■ WHAT THIS TASK INVOLVES
Quote the records below in full, exactly as given, with the images taken out.

** Begin **

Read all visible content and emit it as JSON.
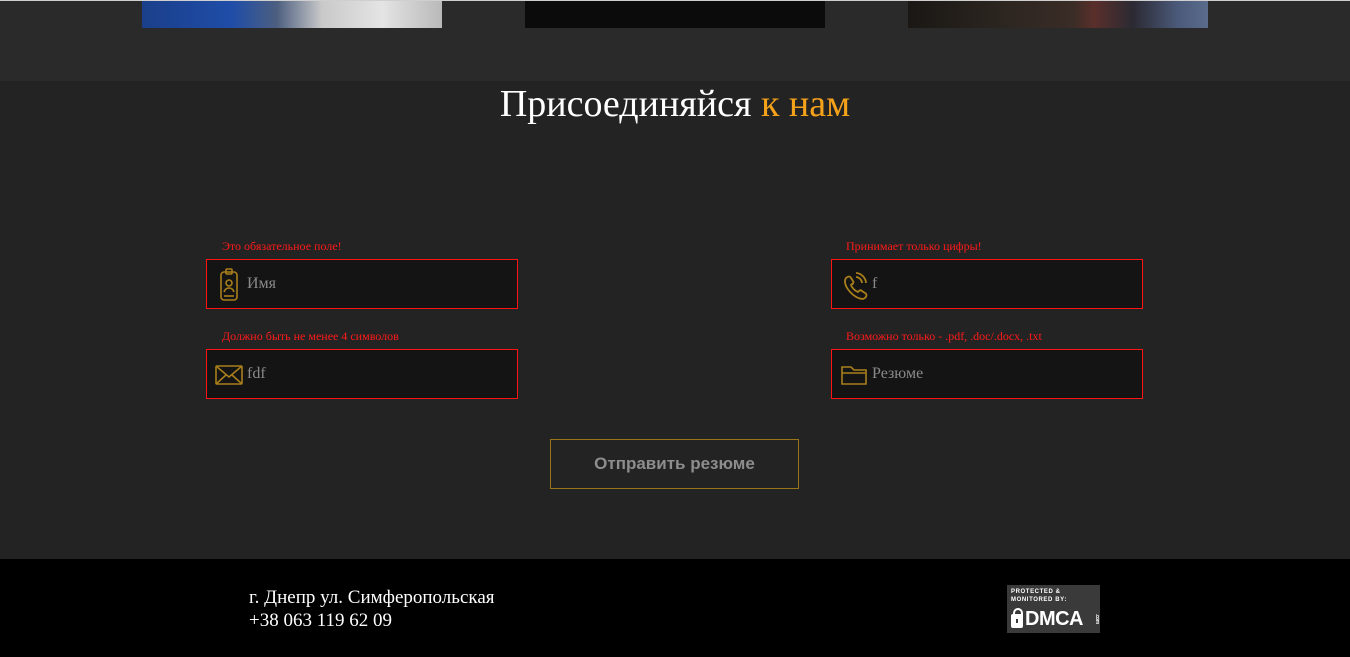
{
  "join": {
    "title_main": "Присоединяйся",
    "title_accent": "к нам",
    "fields": {
      "name": {
        "placeholder": "Имя",
        "value": "",
        "error": "Это обязательное поле!",
        "icon": "id-badge-icon"
      },
      "phone": {
        "placeholder": "",
        "value": "f",
        "error": "Принимает только цифры!",
        "icon": "phone-icon"
      },
      "email": {
        "placeholder": "",
        "value": "fdf",
        "error": "Должно быть не менее 4 символов",
        "icon": "envelope-icon"
      },
      "resume": {
        "placeholder": "Резюме",
        "value": "",
        "error": "Возможно только - .pdf, .doc/.docx, .txt",
        "icon": "folder-icon"
      }
    },
    "submit_label": "Отправить резюме"
  },
  "footer": {
    "address": "г. Днепр ул. Симферопольская",
    "phone": "+38 063 119 62 09",
    "dmca_small_1": "PROTECTED &",
    "dmca_small_2": "MONITORED BY:",
    "dmca_big": "DMCA",
    "dmca_side": ".com"
  },
  "colors": {
    "background": "#232323",
    "accent": "#f5a21b",
    "error": "#ff1a1a",
    "icon": "#a87f1b",
    "button_border": "#9a7418",
    "footer": "#000000"
  }
}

** End **

■ RESULT
Read all visible content and emit it as JSON.
{
  "join": {
    "title_main": "Присоединяйся",
    "title_accent": "к нам",
    "fields": {
      "name": {
        "placeholder": "Имя",
        "value": "",
        "error": "Это обязательное поле!",
        "icon": "id-badge-icon"
      },
      "phone": {
        "placeholder": "",
        "value": "f",
        "error": "Принимает только цифры!",
        "icon": "phone-icon"
      },
      "email": {
        "placeholder": "",
        "value": "fdf",
        "error": "Должно быть не менее 4 символов",
        "icon": "envelope-icon"
      },
      "resume": {
        "placeholder": "Резюме",
        "value": "",
        "error": "Возможно только - .pdf, .doc/.docx, .txt",
        "icon": "folder-icon"
      }
    },
    "submit_label": "Отправить резюме"
  },
  "footer": {
    "address": "г. Днепр ул. Симферопольская",
    "phone": "+38 063 119 62 09",
    "dmca_small_1": "PROTECTED &",
    "dmca_small_2": "MONITORED BY:",
    "dmca_big": "DMCA",
    "dmca_side": ".com"
  },
  "colors": {
    "background": "#232323",
    "accent": "#f5a21b",
    "error": "#ff1a1a",
    "icon": "#a87f1b",
    "button_border": "#9a7418",
    "footer": "#000000"
  }
}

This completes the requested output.